_DESCRIPTION OF THE TASK_: Find the lines of data that contain the string "type", then list them.

_PROVIDED ENTRIES_:

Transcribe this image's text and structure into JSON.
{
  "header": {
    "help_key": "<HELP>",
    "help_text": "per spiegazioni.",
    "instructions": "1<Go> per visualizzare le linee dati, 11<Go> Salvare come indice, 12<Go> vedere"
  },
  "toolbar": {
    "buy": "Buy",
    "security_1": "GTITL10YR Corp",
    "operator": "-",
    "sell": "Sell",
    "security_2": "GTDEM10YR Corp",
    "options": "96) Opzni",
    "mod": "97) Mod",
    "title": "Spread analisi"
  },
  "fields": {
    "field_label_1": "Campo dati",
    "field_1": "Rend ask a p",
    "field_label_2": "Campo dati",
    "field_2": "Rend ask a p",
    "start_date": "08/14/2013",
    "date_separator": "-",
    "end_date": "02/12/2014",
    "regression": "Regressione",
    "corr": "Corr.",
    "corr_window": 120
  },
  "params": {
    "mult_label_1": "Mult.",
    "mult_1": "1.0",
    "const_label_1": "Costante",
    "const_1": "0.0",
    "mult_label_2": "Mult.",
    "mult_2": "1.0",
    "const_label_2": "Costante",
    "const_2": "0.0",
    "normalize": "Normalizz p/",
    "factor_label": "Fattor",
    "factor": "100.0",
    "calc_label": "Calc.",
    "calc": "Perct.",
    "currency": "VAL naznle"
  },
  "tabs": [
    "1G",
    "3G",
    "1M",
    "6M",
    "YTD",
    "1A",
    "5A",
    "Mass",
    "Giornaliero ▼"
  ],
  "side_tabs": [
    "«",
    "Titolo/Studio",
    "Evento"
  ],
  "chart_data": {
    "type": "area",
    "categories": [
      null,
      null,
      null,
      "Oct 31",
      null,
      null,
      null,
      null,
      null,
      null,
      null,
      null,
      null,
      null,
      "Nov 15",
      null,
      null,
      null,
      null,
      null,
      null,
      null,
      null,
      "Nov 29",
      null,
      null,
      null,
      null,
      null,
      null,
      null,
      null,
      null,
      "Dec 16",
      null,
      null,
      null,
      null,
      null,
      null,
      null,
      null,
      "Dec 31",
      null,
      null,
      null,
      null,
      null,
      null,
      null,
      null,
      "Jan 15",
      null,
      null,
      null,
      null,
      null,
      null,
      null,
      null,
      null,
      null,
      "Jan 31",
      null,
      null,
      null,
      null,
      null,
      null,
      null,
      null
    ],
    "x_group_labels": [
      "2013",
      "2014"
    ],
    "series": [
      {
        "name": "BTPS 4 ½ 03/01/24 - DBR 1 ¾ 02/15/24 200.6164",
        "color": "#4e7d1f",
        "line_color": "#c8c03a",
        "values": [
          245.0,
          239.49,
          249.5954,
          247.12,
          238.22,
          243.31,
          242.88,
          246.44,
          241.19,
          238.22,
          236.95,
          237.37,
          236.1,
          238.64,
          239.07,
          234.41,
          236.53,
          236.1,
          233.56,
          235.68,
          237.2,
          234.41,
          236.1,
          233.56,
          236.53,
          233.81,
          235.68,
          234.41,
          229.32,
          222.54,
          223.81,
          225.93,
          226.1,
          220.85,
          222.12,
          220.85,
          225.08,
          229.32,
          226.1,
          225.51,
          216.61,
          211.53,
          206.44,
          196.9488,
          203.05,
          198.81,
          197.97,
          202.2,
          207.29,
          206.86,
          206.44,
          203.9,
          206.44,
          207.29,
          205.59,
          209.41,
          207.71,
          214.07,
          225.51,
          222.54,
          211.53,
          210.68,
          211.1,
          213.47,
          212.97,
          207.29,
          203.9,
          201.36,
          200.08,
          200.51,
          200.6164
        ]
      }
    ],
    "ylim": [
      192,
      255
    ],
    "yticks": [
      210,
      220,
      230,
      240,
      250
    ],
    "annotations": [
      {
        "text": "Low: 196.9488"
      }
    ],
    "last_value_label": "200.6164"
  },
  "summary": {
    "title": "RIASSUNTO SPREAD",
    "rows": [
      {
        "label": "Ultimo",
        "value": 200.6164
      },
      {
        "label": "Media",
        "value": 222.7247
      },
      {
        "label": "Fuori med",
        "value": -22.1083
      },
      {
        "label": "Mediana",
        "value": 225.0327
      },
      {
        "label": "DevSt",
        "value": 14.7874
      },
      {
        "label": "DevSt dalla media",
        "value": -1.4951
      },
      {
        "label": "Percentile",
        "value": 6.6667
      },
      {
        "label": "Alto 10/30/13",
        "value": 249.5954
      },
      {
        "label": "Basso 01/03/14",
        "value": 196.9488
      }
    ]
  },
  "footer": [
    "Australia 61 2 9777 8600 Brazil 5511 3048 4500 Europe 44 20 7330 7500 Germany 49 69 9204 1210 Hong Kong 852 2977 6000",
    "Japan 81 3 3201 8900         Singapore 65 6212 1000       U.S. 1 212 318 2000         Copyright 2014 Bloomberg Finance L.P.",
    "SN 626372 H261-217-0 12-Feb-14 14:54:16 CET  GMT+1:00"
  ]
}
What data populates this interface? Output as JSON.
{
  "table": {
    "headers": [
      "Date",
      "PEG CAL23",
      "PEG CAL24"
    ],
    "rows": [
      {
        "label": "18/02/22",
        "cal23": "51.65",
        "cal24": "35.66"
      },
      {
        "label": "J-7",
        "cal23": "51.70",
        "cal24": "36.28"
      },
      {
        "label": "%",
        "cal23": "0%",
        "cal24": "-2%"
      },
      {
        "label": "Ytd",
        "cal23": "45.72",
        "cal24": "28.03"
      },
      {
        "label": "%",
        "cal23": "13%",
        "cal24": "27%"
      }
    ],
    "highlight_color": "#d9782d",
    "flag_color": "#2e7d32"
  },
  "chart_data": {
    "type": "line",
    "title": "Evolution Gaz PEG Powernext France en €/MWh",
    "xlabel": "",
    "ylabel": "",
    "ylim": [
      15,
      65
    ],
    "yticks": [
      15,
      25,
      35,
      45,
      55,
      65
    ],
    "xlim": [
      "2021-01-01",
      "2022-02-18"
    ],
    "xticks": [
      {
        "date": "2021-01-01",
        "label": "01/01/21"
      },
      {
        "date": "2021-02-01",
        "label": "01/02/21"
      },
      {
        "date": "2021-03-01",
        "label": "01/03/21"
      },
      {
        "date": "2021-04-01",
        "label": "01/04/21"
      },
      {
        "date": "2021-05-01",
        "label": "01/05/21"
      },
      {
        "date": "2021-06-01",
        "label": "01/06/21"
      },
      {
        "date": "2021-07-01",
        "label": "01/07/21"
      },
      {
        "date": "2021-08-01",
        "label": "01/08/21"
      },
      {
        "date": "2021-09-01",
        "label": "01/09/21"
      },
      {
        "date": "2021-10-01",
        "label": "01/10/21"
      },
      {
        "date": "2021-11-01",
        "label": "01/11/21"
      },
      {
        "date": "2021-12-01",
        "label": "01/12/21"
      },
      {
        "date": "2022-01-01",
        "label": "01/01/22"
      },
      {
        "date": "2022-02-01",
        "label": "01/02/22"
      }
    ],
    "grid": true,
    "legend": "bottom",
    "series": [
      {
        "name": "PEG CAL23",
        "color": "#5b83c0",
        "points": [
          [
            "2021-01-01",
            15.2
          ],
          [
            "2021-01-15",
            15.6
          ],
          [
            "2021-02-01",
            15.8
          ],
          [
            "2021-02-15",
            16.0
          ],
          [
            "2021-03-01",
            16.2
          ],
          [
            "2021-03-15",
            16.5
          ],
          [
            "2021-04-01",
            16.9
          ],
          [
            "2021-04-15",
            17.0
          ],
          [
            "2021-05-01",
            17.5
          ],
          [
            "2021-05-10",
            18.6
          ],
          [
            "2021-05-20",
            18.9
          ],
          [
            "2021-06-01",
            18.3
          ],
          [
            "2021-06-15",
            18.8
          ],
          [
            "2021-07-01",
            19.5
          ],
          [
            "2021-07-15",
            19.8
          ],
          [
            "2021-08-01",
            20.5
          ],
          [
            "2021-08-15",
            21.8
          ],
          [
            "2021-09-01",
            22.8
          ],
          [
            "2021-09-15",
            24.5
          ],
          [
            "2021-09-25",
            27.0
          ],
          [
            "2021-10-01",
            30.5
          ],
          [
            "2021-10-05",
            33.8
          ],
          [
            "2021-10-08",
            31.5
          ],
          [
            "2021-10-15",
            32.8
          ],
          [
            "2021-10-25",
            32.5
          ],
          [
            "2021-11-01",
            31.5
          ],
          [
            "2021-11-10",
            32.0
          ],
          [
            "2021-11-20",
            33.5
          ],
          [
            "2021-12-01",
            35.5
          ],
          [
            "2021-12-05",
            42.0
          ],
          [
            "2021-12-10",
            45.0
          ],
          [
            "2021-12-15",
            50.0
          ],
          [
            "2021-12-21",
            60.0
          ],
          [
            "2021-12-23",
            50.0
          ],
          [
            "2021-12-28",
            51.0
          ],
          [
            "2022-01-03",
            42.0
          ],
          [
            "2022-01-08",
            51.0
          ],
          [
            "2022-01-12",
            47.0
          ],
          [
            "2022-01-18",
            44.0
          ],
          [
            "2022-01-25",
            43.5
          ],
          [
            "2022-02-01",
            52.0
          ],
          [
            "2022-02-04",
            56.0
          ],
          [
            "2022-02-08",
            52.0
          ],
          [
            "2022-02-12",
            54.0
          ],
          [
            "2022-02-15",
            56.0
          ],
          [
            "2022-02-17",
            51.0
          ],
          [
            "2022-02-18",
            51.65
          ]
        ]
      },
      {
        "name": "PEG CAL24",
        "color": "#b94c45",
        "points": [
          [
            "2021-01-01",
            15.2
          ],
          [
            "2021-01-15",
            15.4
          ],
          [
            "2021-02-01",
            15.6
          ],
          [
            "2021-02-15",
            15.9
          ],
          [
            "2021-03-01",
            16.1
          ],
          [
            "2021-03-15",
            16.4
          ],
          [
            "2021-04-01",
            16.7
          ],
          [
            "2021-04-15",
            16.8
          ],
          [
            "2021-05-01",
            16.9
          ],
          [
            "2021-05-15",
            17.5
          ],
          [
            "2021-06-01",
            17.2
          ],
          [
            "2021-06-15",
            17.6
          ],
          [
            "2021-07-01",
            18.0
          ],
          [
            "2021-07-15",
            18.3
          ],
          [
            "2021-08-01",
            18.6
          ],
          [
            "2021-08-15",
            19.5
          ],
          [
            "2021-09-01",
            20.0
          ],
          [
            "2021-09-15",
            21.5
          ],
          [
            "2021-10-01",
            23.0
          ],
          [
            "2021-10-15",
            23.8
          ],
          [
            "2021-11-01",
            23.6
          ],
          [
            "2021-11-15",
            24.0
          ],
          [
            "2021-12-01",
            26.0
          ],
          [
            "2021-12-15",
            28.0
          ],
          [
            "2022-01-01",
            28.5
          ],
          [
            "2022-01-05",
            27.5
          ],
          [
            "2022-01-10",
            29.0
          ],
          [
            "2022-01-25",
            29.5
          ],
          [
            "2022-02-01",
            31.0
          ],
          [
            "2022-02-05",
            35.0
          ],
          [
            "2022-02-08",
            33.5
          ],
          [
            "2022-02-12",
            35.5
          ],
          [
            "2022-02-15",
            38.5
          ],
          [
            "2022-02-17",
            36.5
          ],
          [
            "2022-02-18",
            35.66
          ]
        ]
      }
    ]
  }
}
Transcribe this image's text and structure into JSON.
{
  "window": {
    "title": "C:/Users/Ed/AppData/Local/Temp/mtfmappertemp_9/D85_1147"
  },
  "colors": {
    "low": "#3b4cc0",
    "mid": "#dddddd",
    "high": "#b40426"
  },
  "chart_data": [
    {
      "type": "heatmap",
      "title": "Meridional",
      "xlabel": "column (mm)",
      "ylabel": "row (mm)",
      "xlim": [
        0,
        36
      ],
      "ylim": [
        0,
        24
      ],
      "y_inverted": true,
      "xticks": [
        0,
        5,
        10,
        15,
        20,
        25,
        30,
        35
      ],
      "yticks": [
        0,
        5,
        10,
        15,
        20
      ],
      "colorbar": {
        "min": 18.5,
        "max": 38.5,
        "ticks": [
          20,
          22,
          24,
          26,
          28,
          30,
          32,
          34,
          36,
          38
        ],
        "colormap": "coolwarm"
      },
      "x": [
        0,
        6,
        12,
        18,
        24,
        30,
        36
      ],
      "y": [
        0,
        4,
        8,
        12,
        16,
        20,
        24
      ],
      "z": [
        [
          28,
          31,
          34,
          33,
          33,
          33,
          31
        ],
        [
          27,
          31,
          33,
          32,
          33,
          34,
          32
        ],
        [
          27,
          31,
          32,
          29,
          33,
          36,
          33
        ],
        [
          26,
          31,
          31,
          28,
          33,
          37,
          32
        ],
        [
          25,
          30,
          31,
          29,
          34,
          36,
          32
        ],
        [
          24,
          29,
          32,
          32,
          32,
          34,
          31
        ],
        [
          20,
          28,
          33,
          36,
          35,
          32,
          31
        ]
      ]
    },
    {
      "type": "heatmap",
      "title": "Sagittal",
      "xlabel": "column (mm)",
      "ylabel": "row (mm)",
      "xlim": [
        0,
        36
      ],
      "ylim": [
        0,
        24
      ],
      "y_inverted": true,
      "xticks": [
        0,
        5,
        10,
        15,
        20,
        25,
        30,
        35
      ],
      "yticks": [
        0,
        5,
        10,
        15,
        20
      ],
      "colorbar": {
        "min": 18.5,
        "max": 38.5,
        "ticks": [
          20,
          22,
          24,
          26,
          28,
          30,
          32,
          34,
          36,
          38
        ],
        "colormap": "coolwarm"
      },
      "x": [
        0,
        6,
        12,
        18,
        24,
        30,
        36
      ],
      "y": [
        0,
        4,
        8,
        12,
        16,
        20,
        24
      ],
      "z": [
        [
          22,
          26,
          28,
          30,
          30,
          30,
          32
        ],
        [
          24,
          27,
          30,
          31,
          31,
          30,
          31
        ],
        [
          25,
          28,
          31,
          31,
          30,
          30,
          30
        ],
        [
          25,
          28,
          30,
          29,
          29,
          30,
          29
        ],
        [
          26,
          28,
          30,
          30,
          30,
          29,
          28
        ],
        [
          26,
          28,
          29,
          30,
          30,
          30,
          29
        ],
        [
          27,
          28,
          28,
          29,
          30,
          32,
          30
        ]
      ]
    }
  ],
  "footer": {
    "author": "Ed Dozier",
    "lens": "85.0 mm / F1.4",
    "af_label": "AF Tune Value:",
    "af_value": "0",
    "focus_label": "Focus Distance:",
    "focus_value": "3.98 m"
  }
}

_RIGHT ANSWER_:
    "type": "area",
    "type": "line",
      "type": "heatmap",
      "type": "heatmap",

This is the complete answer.